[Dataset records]
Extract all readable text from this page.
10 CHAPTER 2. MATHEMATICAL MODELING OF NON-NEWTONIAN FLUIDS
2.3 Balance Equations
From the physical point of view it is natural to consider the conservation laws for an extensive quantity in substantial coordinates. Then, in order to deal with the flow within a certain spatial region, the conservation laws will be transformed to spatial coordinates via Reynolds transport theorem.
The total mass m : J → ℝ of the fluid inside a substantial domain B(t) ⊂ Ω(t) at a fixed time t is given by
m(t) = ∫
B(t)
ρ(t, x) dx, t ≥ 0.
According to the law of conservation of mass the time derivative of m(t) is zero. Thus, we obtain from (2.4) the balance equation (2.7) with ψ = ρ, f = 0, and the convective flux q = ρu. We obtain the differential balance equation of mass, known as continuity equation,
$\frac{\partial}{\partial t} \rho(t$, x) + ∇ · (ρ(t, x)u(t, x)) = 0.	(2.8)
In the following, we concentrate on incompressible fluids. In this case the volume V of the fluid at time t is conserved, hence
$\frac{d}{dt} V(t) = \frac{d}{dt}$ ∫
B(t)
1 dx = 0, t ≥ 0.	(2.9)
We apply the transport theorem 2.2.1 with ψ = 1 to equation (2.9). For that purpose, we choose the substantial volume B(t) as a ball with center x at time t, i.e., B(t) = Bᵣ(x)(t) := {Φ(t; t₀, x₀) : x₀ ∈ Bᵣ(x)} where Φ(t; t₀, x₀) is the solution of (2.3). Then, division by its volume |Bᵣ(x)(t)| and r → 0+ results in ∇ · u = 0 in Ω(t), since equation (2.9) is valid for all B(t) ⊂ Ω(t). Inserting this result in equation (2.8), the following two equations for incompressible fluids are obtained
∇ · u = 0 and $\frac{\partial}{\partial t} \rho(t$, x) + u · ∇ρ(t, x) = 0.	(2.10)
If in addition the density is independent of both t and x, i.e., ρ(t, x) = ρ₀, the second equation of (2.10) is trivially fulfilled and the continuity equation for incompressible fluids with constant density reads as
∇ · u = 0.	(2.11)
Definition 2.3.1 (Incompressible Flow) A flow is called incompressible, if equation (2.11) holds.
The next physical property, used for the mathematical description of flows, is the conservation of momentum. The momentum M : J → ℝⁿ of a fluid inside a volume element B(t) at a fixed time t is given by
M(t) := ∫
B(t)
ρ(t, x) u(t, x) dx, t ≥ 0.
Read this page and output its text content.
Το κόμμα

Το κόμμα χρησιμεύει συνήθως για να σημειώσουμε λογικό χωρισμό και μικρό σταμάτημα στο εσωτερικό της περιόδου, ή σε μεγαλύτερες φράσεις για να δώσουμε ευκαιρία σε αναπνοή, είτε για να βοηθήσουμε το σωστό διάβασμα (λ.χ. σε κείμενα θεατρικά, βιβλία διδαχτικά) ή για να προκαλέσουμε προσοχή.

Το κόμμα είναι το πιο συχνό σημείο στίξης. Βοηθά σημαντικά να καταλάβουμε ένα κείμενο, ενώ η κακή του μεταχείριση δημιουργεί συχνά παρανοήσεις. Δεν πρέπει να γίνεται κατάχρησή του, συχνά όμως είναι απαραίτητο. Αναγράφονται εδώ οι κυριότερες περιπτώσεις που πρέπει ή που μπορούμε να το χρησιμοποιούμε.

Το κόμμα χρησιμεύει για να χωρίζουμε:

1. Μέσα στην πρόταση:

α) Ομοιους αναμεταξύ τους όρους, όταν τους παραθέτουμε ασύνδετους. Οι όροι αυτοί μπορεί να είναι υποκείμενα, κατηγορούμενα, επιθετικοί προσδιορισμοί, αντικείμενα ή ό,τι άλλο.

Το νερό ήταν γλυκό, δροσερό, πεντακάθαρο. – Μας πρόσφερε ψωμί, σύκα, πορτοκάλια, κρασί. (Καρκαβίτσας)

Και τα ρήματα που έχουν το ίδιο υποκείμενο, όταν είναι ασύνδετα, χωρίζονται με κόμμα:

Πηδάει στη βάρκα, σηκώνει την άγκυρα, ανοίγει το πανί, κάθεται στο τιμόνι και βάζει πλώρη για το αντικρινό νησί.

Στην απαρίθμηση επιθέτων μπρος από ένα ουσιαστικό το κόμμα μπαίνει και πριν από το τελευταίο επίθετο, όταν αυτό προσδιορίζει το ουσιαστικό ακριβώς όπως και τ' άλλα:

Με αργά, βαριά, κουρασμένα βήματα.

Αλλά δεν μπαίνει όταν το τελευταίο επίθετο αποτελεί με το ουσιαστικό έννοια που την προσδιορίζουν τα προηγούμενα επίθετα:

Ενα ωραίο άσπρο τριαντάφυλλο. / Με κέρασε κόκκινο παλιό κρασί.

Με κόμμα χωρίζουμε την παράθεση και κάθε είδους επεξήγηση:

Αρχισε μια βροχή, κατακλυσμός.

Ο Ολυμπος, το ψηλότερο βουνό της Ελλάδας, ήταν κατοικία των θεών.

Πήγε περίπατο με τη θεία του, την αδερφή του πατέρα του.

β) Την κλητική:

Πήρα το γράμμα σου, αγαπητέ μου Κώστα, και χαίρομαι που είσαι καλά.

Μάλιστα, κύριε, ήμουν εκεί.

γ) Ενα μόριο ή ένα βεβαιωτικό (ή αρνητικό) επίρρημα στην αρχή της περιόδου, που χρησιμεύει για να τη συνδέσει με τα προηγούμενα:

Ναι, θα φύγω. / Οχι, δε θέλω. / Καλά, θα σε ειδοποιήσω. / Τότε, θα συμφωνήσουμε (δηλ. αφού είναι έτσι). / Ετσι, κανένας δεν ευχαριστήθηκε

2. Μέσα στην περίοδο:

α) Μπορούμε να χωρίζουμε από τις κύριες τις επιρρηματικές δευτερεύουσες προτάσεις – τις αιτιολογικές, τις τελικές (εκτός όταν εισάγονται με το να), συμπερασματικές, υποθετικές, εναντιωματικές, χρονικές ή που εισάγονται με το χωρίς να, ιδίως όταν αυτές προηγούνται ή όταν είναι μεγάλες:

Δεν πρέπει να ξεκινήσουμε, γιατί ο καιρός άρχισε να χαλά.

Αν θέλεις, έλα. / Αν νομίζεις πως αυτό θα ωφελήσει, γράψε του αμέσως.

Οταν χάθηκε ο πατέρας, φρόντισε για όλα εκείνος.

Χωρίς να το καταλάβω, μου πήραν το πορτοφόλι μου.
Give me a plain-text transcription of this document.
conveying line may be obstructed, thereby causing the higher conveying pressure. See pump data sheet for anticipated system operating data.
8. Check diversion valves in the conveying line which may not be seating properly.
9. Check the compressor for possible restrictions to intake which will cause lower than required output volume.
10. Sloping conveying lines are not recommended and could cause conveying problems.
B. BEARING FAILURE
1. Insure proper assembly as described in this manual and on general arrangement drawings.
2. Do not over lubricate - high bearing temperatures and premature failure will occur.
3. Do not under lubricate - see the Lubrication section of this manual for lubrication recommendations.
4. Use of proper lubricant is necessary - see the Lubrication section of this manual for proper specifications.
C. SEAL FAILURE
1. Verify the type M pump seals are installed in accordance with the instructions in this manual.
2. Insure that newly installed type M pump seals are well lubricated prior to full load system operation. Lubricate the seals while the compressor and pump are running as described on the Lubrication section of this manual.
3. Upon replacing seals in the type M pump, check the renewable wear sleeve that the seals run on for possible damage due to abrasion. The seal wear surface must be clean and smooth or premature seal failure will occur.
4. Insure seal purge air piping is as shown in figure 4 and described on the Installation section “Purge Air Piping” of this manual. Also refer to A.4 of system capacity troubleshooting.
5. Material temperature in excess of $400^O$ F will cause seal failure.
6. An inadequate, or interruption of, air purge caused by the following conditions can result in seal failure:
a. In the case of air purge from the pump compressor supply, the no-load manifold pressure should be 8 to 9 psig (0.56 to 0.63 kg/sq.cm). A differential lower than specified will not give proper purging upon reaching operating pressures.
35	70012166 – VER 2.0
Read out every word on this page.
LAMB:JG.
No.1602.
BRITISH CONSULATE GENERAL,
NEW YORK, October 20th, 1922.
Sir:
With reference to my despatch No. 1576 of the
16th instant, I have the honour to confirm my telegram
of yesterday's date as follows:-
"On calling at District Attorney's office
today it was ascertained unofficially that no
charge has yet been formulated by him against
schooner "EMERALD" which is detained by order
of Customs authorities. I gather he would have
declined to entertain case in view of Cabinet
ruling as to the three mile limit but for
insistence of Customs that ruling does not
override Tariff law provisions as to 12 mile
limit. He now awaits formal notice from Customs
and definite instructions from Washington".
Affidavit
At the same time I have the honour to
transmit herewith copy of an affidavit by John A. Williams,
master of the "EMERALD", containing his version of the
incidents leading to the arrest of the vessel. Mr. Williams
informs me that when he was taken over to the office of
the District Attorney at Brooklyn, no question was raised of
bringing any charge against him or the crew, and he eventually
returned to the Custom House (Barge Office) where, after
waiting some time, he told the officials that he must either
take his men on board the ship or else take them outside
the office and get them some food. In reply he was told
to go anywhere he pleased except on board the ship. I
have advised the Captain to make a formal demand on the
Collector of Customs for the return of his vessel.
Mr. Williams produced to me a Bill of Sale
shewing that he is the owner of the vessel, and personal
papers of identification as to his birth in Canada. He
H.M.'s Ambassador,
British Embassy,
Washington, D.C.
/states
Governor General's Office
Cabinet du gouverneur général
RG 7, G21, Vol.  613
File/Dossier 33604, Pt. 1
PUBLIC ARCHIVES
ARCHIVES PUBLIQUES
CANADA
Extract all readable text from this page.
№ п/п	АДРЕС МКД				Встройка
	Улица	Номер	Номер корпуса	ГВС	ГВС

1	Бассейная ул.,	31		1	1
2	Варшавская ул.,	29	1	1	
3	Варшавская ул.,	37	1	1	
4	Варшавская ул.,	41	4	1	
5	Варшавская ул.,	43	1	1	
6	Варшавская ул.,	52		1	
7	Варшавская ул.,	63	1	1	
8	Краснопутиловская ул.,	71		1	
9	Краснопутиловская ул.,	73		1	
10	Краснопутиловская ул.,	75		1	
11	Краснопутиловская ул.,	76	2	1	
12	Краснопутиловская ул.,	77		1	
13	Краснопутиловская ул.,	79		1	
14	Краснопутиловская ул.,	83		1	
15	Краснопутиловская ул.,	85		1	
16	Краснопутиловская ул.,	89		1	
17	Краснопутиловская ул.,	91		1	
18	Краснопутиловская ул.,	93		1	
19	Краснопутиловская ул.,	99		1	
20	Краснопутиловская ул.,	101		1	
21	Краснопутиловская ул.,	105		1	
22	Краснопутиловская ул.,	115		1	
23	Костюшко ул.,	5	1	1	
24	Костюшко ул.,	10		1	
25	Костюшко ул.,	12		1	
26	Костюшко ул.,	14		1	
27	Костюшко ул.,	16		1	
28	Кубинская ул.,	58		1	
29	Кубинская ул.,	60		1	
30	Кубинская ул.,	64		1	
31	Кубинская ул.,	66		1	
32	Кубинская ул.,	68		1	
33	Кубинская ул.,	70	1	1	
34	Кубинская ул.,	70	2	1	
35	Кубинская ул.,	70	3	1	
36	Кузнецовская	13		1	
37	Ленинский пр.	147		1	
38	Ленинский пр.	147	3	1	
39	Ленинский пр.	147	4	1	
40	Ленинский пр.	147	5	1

→ **TASK BRIEF**
List each line holding the string "είναι".

→ **RESPONSE BELOW**
Το κόμμα είναι το πιο συχνό σημείο στίξης. Βοηθά σημαντικά να καταλάβουμε ένα κείμενο, ενώ η κακή του μεταχείριση δημιουργεί συχνά παρανοήσεις. Δεν πρέπει να γίνεται κατάχρησή του, συχνά όμως είναι απαραίτητο. Αναγράφονται εδώ οι κυριότερες περιπτώσεις που πρέπει ή που μπορούμε να το χρησιμοποιούμε.
α) Ομοιους αναμεταξύ τους όρους, όταν τους παραθέτουμε ασύνδετους. Οι όροι αυτοί μπορεί να είναι υποκείμενα, κατηγορούμενα, επιθετικοί προσδιορισμοί, αντικείμενα ή ό,τι άλλο.
Και τα ρήματα που έχουν το ίδιο υποκείμενο, όταν είναι ασύνδετα, χωρίζονται με κόμμα:
Ναι, θα φύγω. / Οχι, δε θέλω. / Καλά, θα σε ειδοποιήσω. / Τότε, θα συμφωνήσουμε (δηλ. αφού είναι έτσι). / Ετσι, κανένας δεν ευχαριστήθηκε
α) Μπορούμε να χωρίζουμε από τις κύριες τις επιρρηματικές δευτερεύουσες προτάσεις – τις αιτιολογικές, τις τελικές (εκτός όταν εισάγονται με το να), συμπερασματικές, υποθετικές, εναντιωματικές, χρονικές ή που εισάγονται με το χωρίς να, ιδίως όταν αυτές προηγούνται ή όταν είναι μεγάλες:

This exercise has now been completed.